### FRAGMENTO DE ORIGEN
——
Una versión personal de Karl Graf Dürckheim.
IparHaizea
11 de diciembre de 2021 - 17 de octubre de 2022

Hara quiere decir “vientre”, pero en un sentido más profundo hace referencia a una actitud humana liberada del pequeño yo, que se halla anclada en la realidad terrestre, asentada en la roca que le permite alzarse hacia otro lugar, hacia lo Otro. Establecido en el Hara el ser humano, seguro, puede decir que se halla libre del miedo y descubrir en sí mismo las fuerzas de la vida, que allí en el yunque del bajo vientre se trasforman y renuevan.

El ser humano asentado en el Hara vive su cuerpo con la soltura de quien, libremente, se da permiso a sí mismo para abrirse, cerrarse re-encontrarse. El ser humano centrado en el Hara puede permanecer sereno en medio de las más terribles sacudidas, percibiendo en sí mismo la fuente inagotable de energía que continuamente le sostiene y le transforma. Y de ese modo desenganchado de la servidumbre de su ego, mantiene el equilibrio que le es propio a ese centro vital, donde ha echado su ancla.
——
### LISTADO DE TRABAJO
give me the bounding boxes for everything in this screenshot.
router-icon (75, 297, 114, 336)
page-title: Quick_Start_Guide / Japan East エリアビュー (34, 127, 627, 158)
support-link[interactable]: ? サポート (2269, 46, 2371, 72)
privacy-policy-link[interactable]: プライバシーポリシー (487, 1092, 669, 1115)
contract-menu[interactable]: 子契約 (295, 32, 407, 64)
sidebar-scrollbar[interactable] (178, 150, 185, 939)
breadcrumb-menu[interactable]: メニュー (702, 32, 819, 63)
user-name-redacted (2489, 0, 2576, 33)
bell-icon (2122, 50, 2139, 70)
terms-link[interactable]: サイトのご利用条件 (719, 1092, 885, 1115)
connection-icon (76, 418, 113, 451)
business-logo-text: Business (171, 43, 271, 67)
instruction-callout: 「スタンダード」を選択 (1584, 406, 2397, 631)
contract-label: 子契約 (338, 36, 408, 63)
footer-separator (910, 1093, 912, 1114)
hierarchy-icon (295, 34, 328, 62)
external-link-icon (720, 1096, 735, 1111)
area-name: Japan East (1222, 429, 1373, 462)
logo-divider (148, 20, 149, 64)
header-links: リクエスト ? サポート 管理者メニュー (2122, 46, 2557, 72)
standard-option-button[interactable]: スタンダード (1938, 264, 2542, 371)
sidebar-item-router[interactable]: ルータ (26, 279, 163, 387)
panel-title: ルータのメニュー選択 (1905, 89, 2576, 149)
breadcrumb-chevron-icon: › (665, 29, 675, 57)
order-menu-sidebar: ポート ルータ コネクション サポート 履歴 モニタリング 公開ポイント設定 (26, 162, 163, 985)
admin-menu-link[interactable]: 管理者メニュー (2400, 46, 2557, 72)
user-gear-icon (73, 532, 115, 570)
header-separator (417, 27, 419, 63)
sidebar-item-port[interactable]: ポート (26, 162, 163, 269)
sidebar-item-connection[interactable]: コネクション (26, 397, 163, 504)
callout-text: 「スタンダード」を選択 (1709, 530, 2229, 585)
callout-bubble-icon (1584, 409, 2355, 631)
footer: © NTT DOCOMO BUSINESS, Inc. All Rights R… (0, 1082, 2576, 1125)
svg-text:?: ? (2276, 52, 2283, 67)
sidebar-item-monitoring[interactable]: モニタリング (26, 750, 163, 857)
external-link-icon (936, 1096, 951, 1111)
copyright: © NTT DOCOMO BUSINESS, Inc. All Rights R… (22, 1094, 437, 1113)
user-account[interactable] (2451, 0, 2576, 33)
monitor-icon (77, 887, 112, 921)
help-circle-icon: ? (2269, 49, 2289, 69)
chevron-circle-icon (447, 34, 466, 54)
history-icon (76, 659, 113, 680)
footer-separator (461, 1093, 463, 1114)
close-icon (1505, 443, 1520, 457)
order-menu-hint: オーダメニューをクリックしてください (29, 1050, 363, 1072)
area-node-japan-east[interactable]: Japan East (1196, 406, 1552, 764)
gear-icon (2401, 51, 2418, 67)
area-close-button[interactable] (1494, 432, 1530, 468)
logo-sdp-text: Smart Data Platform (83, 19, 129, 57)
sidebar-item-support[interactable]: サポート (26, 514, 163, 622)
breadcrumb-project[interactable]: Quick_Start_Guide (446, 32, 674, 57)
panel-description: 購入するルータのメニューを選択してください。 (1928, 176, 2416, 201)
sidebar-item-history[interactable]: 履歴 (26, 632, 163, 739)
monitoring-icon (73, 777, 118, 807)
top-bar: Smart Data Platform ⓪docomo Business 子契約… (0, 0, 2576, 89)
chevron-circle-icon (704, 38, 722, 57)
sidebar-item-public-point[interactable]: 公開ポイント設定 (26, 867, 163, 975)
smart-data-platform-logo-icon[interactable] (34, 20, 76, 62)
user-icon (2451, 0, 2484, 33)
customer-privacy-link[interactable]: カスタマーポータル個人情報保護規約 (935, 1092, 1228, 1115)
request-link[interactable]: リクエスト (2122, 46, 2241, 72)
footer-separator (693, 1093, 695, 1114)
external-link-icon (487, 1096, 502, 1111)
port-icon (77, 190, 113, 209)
——
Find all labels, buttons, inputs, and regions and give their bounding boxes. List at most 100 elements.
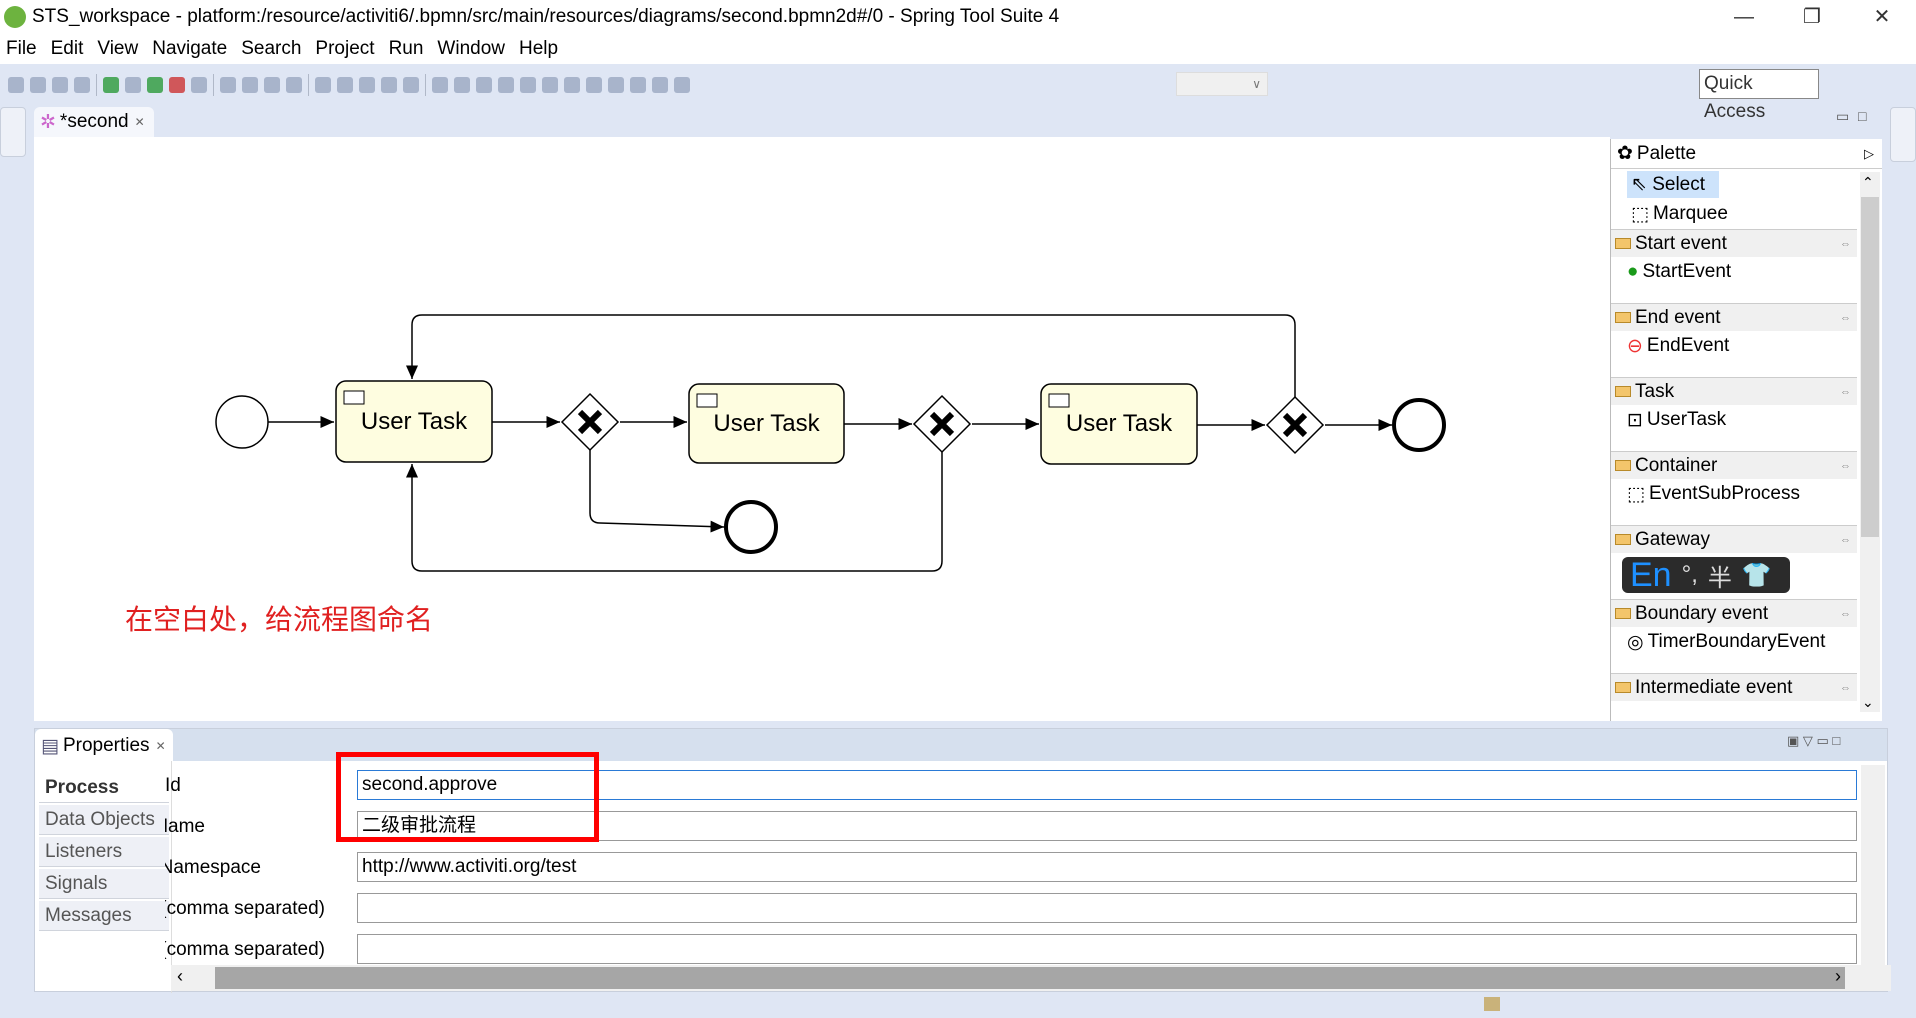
——
### PROBLEMA PLANTEADO A
Según el fragmento sobre el Hara, ¿qué permite al ser humano centrado en el Hara permanecer sereno en medio de las más terribles sacudidas? Explícalo en una o dos oraciones.
### PROBLEMA PLANTEADO B
Expresa como lista numerada, sin líneas en blanco, las líneas del listado que van desde la que contiene "give me the" hasta la que contiene "1092, 669, 1115)", ambas incluidas.

### SOLUCIÓN A
Puede permanecer sereno porque percibe en sí mismo la fuente inagotable de energía que continuamente lo sostiene y lo transforma.

### SOLUCIÓN B
1. give me the bounding boxes for everything in this screenshot.
2. router-icon (75, 297, 114, 336)
3. page-title: Quick_Start_Guide / Japan East エリアビュー (34, 127, 627, 158)
4. support-link[interactable]: ? サポート (2269, 46, 2371, 72)
5. privacy-policy-link[interactable]: プライバシーポリシー (487, 1092, 669, 1115)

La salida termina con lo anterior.